▸ Exercise aim
Convert everything in the records below, from the line containing "Extract 18 of" down to the line containing "What elements are", into a Markdown table with the columns Row and Text. Number each line in Row, put the line itself in Text, and leave out blank lines and pictures.

○ ○ ○ ○ ○

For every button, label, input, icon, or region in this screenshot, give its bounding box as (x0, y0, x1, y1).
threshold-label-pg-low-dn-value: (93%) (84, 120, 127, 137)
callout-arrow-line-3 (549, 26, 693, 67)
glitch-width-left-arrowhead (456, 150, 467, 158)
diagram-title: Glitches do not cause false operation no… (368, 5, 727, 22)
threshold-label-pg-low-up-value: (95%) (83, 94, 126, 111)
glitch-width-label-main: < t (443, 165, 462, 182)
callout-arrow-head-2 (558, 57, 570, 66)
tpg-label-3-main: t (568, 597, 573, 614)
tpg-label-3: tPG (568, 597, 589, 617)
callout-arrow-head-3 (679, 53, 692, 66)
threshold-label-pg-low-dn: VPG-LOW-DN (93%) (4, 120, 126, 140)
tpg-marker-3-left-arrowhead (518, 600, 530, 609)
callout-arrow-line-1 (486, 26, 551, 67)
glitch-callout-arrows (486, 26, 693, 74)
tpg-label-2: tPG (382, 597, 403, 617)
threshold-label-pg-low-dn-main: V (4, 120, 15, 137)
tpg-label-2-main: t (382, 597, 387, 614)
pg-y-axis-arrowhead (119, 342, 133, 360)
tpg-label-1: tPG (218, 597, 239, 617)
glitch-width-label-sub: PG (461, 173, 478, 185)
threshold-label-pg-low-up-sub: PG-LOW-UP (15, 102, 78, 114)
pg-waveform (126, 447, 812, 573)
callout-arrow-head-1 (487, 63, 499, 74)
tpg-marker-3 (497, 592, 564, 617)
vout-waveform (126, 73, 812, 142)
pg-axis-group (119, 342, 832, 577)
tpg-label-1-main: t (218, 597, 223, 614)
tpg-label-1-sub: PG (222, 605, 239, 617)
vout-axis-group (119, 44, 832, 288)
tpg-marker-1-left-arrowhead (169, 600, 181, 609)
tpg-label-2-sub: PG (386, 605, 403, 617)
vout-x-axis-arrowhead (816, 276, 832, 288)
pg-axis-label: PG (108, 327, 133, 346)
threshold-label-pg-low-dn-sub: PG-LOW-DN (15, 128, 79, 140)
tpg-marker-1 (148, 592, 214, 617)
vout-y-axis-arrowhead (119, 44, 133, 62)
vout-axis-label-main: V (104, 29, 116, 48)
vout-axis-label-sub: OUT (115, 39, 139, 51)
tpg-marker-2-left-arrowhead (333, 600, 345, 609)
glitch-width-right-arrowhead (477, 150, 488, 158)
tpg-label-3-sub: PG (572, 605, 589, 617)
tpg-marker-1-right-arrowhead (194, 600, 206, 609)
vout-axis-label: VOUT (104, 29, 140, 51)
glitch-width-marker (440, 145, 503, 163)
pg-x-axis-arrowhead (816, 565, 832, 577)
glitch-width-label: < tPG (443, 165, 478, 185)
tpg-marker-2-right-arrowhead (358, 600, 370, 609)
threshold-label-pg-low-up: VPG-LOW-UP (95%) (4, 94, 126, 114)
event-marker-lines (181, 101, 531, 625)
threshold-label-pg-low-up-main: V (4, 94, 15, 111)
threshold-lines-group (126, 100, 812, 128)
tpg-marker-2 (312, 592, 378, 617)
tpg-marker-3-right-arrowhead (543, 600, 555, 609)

○ ○ ○ ○ ○

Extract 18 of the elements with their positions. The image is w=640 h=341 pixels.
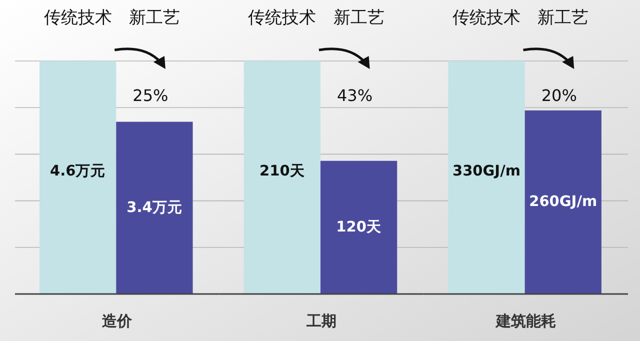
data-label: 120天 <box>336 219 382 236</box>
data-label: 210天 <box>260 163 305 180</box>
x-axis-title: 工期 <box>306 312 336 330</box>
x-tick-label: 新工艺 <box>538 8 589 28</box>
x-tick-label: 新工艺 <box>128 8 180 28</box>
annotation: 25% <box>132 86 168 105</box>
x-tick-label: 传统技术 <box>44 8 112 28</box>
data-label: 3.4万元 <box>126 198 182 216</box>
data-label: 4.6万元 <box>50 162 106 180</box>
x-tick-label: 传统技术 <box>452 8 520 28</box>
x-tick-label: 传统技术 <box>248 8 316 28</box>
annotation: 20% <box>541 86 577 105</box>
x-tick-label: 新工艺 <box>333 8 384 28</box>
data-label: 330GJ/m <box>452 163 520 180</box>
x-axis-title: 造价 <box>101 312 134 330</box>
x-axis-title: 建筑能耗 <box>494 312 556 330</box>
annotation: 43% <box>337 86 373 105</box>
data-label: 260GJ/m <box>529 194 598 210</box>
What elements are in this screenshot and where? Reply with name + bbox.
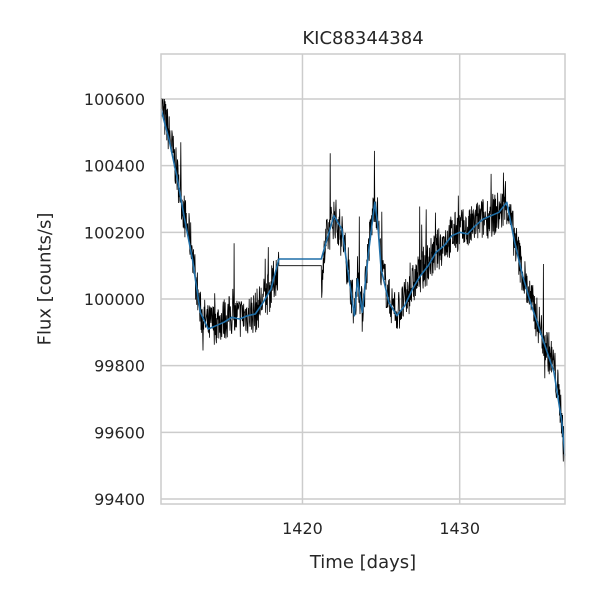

○ ○ ○ ○ ○

▸ Result
| Row | Text |
|---|---|
| 1 | Extract 18 of the elements with their positions. The image is w=640 h=341 pixels. |
| 2 | data-label: 120天 <box>336 219 382 236</box> |
| 3 | data-label: 210天 <box>260 163 305 180</box> |
| 4 | x-axis-title: 工期 <box>306 312 336 330</box> |
| 5 | x-tick-label: 新工艺 <box>538 8 589 28</box> |
| 6 | x-tick-label: 新工艺 <box>128 8 180 28</box> |
| 7 | annotation: 25% <box>132 86 168 105</box> |
| 8 | x-tick-label: 传统技术 <box>44 8 112 28</box> |
| 9 | data-label: 3.4万元 <box>126 198 182 216</box> |
| 10 | data-label: 4.6万元 <box>50 162 106 180</box> |
| 11 | x-tick-label: 传统技术 <box>452 8 520 28</box> |
| 12 | x-tick-label: 传统技术 <box>248 8 316 28</box> |
| 13 | annotation: 20% <box>541 86 577 105</box> |
| 14 | x-tick-label: 新工艺 <box>333 8 384 28</box> |
| 15 | data-label: 330GJ/m <box>452 163 520 180</box> |
| 16 | x-axis-title: 造价 <box>101 312 134 330</box> |
| 17 | x-axis-title: 建筑能耗 <box>494 312 556 330</box> |
| 18 | annotation: 43% <box>337 86 373 105</box> |
| 19 | data-label: 260GJ/m <box>529 194 598 210</box> |
| 20 | What elements are in this screenshot and where? Reply with name + bbox. |